--- DIRECTIONS ---
Retype all entries exactly, skipping pictures.
(SOURCE MATERIAL begins)
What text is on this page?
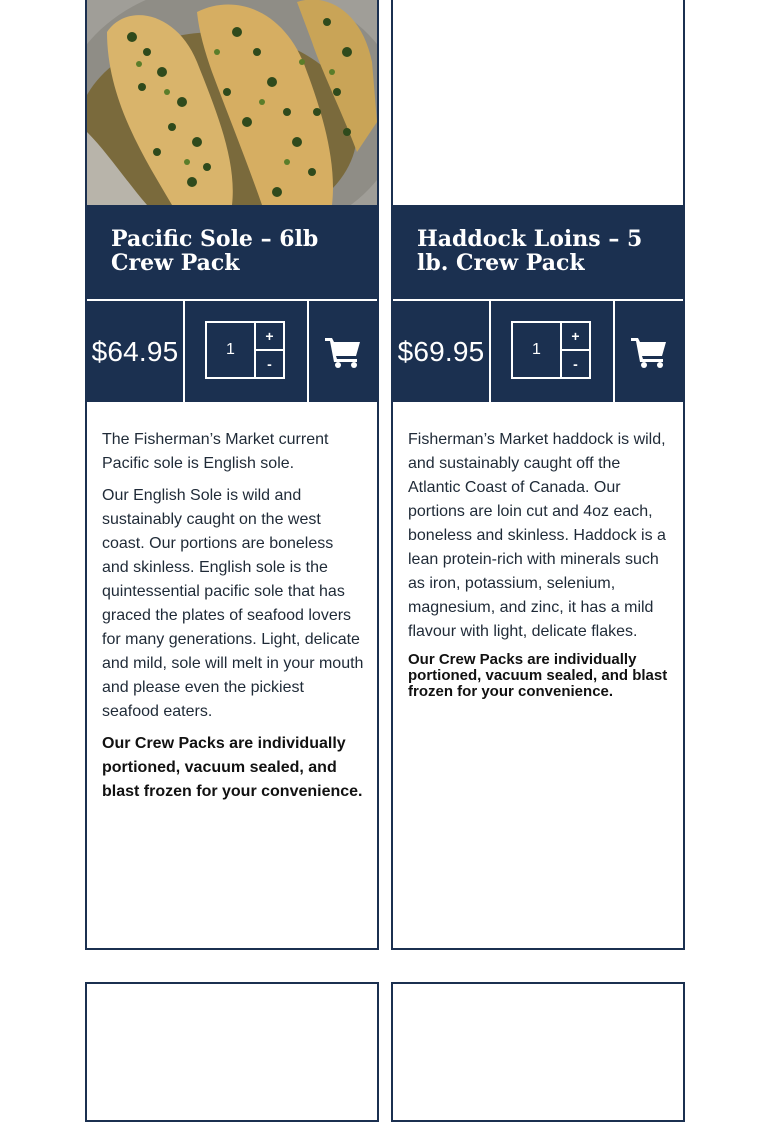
Pacific Sole – 6lb Crew Pack
$64.95	1
+
-

The Fisherman’s Market current Pacific sole is English sole.

Our English Sole is wild and sustainably caught on the west coast. Our portions are boneless and skinless. English sole is the quintessential pacific sole that has graced the plates of seafood lovers for many generations. Light, delicate and mild, sole will melt in your mouth and please even the pickiest seafood eaters.

Our Crew Packs are individually portioned, vacuum sealed, and blast frozen for your convenience.

Haddock Loins – 5 lb. Crew Pack
$69.95	1
+
-

Fisherman’s Market haddock is wild, and sustainably caught off the Atlantic Coast of Canada. Our portions are loin cut and 4oz each, boneless and skinless. Haddock is a lean protein-rich with minerals such as iron, potassium, selenium, magnesium, and zinc, it has a mild flavour with light, delicate flakes.

Our Crew Packs are individually portioned, vacuum sealed, and blast frozen for your convenience.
(SOURCE MATERIAL ends)
--- ANSWER ---
What text is on this page?
Pacific Sole – 6lb Crew Pack
$64.95	1
+
-

The Fisherman’s Market current Pacific sole is English sole.

Our English Sole is wild and sustainably caught on the west coast. Our portions are boneless and skinless. English sole is the quintessential pacific sole that has graced the plates of seafood lovers for many generations. Light, delicate and mild, sole will melt in your mouth and please even the pickiest seafood eaters.

Our Crew Packs are individually portioned, vacuum sealed, and blast frozen for your convenience.

Haddock Loins – 5 lb. Crew Pack
$69.95	1
+
-

Fisherman’s Market haddock is wild, and sustainably caught off the Atlantic Coast of Canada. Our portions are loin cut and 4oz each, boneless and skinless. Haddock is a lean protein-rich with minerals such as iron, potassium, selenium, magnesium, and zinc, it has a mild flavour with light, delicate flakes.

Our Crew Packs are individually portioned, vacuum sealed, and blast frozen for your convenience.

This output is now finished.